• **Working data**
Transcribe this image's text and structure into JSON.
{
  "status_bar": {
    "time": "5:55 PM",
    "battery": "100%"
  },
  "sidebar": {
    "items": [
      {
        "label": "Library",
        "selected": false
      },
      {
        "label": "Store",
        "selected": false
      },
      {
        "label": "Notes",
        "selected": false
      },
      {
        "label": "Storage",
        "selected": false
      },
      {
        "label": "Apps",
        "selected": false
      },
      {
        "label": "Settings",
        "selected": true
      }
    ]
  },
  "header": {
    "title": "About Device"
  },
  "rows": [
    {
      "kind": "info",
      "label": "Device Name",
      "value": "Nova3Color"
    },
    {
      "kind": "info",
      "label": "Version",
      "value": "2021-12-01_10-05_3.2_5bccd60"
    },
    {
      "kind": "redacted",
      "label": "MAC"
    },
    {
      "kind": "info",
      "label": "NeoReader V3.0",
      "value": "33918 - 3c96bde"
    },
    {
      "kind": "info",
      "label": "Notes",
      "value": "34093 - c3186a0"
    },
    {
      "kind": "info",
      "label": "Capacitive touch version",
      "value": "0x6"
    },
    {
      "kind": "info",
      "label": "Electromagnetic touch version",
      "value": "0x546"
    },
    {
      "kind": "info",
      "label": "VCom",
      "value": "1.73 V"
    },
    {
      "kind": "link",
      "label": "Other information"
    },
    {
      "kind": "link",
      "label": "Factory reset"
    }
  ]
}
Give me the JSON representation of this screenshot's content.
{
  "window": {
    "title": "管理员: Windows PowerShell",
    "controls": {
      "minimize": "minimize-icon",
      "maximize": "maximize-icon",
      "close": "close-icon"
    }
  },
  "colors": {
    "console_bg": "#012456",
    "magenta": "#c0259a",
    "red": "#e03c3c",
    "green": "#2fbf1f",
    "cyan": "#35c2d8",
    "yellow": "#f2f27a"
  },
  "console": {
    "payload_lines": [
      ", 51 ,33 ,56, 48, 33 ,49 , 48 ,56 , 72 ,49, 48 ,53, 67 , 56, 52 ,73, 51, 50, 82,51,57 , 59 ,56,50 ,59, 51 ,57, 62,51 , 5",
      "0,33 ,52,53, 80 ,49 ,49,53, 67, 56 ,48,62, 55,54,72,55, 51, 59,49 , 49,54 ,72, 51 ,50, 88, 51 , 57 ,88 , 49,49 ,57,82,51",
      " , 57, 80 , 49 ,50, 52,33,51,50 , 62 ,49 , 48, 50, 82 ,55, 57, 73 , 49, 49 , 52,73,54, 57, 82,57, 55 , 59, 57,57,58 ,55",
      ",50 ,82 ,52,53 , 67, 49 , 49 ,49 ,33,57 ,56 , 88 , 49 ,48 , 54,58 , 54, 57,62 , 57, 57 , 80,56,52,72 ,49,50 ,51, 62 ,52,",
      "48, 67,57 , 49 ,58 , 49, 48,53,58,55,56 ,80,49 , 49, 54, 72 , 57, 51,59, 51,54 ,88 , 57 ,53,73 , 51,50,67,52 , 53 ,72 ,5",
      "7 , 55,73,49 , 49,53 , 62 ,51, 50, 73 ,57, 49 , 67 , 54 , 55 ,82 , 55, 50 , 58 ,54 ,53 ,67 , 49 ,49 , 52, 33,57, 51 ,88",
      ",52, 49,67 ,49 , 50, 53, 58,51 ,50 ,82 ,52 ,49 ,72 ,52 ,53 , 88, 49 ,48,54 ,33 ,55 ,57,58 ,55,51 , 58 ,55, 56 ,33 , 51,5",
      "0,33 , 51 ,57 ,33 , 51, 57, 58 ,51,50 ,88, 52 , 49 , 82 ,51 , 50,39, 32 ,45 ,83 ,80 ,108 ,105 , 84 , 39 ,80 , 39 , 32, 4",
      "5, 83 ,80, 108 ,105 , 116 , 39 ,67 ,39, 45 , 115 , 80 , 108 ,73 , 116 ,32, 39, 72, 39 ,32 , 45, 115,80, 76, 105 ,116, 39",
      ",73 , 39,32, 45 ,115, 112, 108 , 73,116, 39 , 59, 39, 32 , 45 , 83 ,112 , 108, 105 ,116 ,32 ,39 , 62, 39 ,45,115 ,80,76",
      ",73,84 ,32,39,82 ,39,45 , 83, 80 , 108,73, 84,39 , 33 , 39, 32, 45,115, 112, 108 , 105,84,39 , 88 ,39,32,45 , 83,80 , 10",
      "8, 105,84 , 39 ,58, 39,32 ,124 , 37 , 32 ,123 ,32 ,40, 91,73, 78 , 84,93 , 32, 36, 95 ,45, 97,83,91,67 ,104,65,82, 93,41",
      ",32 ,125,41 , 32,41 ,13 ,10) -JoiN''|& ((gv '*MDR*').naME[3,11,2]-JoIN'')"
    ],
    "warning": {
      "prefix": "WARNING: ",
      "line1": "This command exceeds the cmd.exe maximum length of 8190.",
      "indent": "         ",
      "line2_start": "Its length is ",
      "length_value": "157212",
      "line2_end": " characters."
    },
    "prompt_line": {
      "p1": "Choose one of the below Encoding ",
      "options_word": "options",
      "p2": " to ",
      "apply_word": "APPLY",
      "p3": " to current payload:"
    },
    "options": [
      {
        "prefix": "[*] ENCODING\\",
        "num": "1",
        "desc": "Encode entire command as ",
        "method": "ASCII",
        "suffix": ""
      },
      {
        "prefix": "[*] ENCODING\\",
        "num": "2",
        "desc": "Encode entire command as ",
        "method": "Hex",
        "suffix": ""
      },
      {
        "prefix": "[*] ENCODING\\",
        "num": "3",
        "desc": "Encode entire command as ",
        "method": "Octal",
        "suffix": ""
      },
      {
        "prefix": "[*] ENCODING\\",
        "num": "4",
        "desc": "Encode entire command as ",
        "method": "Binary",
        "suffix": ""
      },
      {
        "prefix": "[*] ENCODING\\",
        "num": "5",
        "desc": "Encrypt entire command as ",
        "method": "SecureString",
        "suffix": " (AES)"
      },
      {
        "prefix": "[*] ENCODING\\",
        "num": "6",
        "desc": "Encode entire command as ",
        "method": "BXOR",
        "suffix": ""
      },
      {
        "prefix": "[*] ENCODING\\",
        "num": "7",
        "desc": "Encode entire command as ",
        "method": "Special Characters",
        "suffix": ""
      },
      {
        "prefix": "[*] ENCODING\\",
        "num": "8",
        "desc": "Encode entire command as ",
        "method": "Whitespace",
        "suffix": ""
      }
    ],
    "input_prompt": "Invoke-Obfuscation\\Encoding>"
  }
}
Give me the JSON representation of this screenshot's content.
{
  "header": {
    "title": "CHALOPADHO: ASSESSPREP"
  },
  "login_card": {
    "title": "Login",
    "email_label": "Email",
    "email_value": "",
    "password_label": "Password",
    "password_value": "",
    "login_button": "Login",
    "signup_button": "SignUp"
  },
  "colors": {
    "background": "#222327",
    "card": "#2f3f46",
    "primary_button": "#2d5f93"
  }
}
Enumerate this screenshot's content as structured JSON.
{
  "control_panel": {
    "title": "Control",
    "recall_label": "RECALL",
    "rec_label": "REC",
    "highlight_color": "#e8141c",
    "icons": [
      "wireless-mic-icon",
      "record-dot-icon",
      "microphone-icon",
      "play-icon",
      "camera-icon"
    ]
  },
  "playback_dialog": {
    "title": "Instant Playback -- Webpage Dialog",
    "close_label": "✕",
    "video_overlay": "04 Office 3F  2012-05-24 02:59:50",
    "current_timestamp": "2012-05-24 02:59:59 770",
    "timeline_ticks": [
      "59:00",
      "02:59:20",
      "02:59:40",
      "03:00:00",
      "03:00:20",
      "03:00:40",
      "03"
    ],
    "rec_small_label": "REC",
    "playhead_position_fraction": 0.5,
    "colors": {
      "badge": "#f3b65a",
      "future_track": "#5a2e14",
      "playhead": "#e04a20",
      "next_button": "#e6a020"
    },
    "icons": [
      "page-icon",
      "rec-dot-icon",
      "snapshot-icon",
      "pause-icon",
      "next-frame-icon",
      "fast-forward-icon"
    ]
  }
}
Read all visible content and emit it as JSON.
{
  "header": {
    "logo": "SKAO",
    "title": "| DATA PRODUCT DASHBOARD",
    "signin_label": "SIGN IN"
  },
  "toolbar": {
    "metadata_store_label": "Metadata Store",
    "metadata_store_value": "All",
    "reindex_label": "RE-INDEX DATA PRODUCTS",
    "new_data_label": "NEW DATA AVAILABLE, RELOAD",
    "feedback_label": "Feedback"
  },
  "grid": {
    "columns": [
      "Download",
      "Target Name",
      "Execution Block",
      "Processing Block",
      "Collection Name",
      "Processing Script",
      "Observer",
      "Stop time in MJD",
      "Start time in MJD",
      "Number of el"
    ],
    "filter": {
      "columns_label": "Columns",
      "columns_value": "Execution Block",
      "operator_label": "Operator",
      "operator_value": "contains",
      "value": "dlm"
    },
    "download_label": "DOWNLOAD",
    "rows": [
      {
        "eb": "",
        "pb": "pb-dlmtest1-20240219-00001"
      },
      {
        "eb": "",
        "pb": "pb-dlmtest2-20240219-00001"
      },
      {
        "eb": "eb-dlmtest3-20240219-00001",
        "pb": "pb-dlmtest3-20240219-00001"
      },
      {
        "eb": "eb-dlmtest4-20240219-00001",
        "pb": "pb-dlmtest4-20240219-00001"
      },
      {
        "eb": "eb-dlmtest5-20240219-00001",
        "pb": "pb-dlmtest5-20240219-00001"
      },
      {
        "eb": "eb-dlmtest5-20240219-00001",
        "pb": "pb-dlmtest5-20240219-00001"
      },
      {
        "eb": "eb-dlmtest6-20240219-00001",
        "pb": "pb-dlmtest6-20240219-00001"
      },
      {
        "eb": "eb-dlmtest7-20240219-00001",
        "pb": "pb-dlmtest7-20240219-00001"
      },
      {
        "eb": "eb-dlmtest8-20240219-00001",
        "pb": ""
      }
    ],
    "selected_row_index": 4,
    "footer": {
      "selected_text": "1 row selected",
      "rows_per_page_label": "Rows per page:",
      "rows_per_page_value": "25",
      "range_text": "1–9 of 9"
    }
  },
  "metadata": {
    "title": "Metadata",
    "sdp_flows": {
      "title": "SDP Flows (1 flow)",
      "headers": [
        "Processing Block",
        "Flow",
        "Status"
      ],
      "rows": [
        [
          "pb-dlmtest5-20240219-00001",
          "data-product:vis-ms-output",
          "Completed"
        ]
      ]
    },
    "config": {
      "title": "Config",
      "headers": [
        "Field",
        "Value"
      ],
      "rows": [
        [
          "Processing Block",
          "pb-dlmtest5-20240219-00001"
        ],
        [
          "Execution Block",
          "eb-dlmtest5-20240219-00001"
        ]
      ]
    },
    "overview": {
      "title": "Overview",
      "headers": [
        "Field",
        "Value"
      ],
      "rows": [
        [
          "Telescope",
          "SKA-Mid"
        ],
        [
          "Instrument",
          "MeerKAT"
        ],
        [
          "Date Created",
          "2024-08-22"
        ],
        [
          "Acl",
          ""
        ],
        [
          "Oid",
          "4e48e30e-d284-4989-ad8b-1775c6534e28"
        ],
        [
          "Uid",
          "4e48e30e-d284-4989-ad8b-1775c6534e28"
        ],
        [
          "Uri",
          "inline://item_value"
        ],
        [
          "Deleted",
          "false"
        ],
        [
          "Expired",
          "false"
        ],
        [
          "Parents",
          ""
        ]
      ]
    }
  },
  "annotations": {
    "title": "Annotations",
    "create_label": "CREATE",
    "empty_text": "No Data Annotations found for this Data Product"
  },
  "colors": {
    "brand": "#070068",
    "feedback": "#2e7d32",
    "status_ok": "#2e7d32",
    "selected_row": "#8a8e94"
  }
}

• **Given exercise**
Look through the entries above. Extract each line with the word "Block".

• **Reply**
      "Execution Block",
      "Processing Block",
      "columns_value": "Execution Block",
        "Processing Block",
          "Processing Block",
          "Execution Block",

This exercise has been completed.